### Objective
Retype the listing that follows, exactly as written.

++++++++++++++++++++

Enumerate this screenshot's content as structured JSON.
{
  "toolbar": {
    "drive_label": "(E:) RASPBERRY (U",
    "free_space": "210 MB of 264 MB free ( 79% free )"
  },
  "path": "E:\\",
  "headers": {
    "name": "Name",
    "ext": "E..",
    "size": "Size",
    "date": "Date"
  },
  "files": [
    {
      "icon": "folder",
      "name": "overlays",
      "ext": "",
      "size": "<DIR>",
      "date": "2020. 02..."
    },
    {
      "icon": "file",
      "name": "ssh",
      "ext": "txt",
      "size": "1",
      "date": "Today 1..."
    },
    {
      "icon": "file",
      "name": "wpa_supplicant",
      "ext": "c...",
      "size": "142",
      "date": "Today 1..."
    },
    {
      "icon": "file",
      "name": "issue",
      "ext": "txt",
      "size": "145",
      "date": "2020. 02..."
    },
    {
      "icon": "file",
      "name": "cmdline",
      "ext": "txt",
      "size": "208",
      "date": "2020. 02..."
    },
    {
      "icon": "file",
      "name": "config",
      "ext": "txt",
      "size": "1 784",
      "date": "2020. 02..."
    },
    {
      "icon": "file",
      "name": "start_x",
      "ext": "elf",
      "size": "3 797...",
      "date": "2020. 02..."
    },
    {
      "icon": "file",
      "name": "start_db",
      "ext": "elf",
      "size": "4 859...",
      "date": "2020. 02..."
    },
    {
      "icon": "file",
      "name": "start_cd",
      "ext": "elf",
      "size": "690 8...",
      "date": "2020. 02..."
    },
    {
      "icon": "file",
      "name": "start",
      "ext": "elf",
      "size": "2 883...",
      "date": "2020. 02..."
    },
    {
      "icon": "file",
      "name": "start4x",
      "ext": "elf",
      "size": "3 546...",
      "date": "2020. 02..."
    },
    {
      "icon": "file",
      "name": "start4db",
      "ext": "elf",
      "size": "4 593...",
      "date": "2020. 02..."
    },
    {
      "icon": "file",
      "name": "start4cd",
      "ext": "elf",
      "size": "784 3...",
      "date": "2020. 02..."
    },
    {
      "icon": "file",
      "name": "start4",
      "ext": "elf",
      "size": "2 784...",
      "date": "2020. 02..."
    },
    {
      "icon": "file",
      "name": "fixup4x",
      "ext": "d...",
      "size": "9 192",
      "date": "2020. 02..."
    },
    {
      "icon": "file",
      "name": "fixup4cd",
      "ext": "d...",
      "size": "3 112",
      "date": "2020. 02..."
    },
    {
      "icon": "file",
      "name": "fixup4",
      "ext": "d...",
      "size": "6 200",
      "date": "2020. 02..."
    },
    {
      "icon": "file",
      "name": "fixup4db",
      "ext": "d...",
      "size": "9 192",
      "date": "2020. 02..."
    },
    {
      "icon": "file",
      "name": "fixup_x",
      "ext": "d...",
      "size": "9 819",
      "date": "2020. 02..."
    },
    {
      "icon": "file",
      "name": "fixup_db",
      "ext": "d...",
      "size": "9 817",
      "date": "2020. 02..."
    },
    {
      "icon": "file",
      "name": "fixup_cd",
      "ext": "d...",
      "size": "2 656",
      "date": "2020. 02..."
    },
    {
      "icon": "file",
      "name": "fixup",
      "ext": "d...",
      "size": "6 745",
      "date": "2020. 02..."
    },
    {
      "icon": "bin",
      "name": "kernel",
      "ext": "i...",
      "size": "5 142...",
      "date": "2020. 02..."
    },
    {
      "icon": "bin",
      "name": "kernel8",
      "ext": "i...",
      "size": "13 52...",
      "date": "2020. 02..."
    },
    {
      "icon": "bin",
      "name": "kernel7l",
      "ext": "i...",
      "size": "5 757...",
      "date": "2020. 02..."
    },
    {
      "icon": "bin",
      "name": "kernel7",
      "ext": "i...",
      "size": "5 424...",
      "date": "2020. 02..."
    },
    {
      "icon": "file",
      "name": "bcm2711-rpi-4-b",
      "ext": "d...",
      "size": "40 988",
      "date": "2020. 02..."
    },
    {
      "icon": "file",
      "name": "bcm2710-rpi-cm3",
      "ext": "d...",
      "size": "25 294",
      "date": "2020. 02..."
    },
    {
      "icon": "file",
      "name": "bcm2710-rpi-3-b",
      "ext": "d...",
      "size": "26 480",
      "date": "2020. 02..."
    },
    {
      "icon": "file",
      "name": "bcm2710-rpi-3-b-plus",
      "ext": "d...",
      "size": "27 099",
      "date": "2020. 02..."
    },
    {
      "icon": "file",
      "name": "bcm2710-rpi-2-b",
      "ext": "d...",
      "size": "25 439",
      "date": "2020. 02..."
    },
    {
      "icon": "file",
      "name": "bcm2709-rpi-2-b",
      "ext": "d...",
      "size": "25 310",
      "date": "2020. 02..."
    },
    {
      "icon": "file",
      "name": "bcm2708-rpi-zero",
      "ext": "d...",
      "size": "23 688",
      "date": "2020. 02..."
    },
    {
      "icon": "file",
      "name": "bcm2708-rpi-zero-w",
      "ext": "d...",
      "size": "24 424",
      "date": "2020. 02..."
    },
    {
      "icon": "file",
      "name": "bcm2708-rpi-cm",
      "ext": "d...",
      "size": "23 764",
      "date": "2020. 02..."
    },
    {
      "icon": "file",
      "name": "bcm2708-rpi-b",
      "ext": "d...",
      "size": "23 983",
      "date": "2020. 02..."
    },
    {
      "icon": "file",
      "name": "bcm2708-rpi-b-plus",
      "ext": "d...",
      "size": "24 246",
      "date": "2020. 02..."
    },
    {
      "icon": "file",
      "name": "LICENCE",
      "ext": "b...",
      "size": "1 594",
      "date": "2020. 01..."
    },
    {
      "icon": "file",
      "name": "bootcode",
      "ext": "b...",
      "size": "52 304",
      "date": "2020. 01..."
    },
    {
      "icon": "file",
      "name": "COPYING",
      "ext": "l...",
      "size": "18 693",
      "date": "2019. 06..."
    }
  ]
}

++++++++++++++++++++

### Result for this task
Enumerate this screenshot's content as structured JSON.
{
  "toolbar": {
    "drive_label": "(E:) RASPBERRY (U",
    "free_space": "210 MB of 264 MB free ( 79% free )"
  },
  "path": "E:\\",
  "headers": {
    "name": "Name",
    "ext": "E..",
    "size": "Size",
    "date": "Date"
  },
  "files": [
    {
      "icon": "folder",
      "name": "overlays",
      "ext": "",
      "size": "<DIR>",
      "date": "2020. 02..."
    },
    {
      "icon": "file",
      "name": "ssh",
      "ext": "txt",
      "size": "1",
      "date": "Today 1..."
    },
    {
      "icon": "file",
      "name": "wpa_supplicant",
      "ext": "c...",
      "size": "142",
      "date": "Today 1..."
    },
    {
      "icon": "file",
      "name": "issue",
      "ext": "txt",
      "size": "145",
      "date": "2020. 02..."
    },
    {
      "icon": "file",
      "name": "cmdline",
      "ext": "txt",
      "size": "208",
      "date": "2020. 02..."
    },
    {
      "icon": "file",
      "name": "config",
      "ext": "txt",
      "size": "1 784",
      "date": "2020. 02..."
    },
    {
      "icon": "file",
      "name": "start_x",
      "ext": "elf",
      "size": "3 797...",
      "date": "2020. 02..."
    },
    {
      "icon": "file",
      "name": "start_db",
      "ext": "elf",
      "size": "4 859...",
      "date": "2020. 02..."
    },
    {
      "icon": "file",
      "name": "start_cd",
      "ext": "elf",
      "size": "690 8...",
      "date": "2020. 02..."
    },
    {
      "icon": "file",
      "name": "start",
      "ext": "elf",
      "size": "2 883...",
      "date": "2020. 02..."
    },
    {
      "icon": "file",
      "name": "start4x",
      "ext": "elf",
      "size": "3 546...",
      "date": "2020. 02..."
    },
    {
      "icon": "file",
      "name": "start4db",
      "ext": "elf",
      "size": "4 593...",
      "date": "2020. 02..."
    },
    {
      "icon": "file",
      "name": "start4cd",
      "ext": "elf",
      "size": "784 3...",
      "date": "2020. 02..."
    },
    {
      "icon": "file",
      "name": "start4",
      "ext": "elf",
      "size": "2 784...",
      "date": "2020. 02..."
    },
    {
      "icon": "file",
      "name": "fixup4x",
      "ext": "d...",
      "size": "9 192",
      "date": "2020. 02..."
    },
    {
      "icon": "file",
      "name": "fixup4cd",
      "ext": "d...",
      "size": "3 112",
      "date": "2020. 02..."
    },
    {
      "icon": "file",
      "name": "fixup4",
      "ext": "d...",
      "size": "6 200",
      "date": "2020. 02..."
    },
    {
      "icon": "file",
      "name": "fixup4db",
      "ext": "d...",
      "size": "9 192",
      "date": "2020. 02..."
    },
    {
      "icon": "file",
      "name": "fixup_x",
      "ext": "d...",
      "size": "9 819",
      "date": "2020. 02..."
    },
    {
      "icon": "file",
      "name": "fixup_db",
      "ext": "d...",
      "size": "9 817",
      "date": "2020. 02..."
    },
    {
      "icon": "file",
      "name": "fixup_cd",
      "ext": "d...",
      "size": "2 656",
      "date": "2020. 02..."
    },
    {
      "icon": "file",
      "name": "fixup",
      "ext": "d...",
      "size": "6 745",
      "date": "2020. 02..."
    },
    {
      "icon": "bin",
      "name": "kernel",
      "ext": "i...",
      "size": "5 142...",
      "date": "2020. 02..."
    },
    {
      "icon": "bin",
      "name": "kernel8",
      "ext": "i...",
      "size": "13 52...",
      "date": "2020. 02..."
    },
    {
      "icon": "bin",
      "name": "kernel7l",
      "ext": "i...",
      "size": "5 757...",
      "date": "2020. 02..."
    },
    {
      "icon": "bin",
      "name": "kernel7",
      "ext": "i...",
      "size": "5 424...",
      "date": "2020. 02..."
    },
    {
      "icon": "file",
      "name": "bcm2711-rpi-4-b",
      "ext": "d...",
      "size": "40 988",
      "date": "2020. 02..."
    },
    {
      "icon": "file",
      "name": "bcm2710-rpi-cm3",
      "ext": "d...",
      "size": "25 294",
      "date": "2020. 02..."
    },
    {
      "icon": "file",
      "name": "bcm2710-rpi-3-b",
      "ext": "d...",
      "size": "26 480",
      "date": "2020. 02..."
    },
    {
      "icon": "file",
      "name": "bcm2710-rpi-3-b-plus",
      "ext": "d...",
      "size": "27 099",
      "date": "2020. 02..."
    },
    {
      "icon": "file",
      "name": "bcm2710-rpi-2-b",
      "ext": "d...",
      "size": "25 439",
      "date": "2020. 02..."
    },
    {
      "icon": "file",
      "name": "bcm2709-rpi-2-b",
      "ext": "d...",
      "size": "25 310",
      "date": "2020. 02..."
    },
    {
      "icon": "file",
      "name": "bcm2708-rpi-zero",
      "ext": "d...",
      "size": "23 688",
      "date": "2020. 02..."
    },
    {
      "icon": "file",
      "name": "bcm2708-rpi-zero-w",
      "ext": "d...",
      "size": "24 424",
      "date": "2020. 02..."
    },
    {
      "icon": "file",
      "name": "bcm2708-rpi-cm",
      "ext": "d...",
      "size": "23 764",
      "date": "2020. 02..."
    },
    {
      "icon": "file",
      "name": "bcm2708-rpi-b",
      "ext": "d...",
      "size": "23 983",
      "date": "2020. 02..."
    },
    {
      "icon": "file",
      "name": "bcm2708-rpi-b-plus",
      "ext": "d...",
      "size": "24 246",
      "date": "2020. 02..."
    },
    {
      "icon": "file",
      "name": "LICENCE",
      "ext": "b...",
      "size": "1 594",
      "date": "2020. 01..."
    },
    {
      "icon": "file",
      "name": "bootcode",
      "ext": "b...",
      "size": "52 304",
      "date": "2020. 01..."
    },
    {
      "icon": "file",
      "name": "COPYING",
      "ext": "l...",
      "size": "18 693",
      "date": "2019. 06..."
    }
  ]
}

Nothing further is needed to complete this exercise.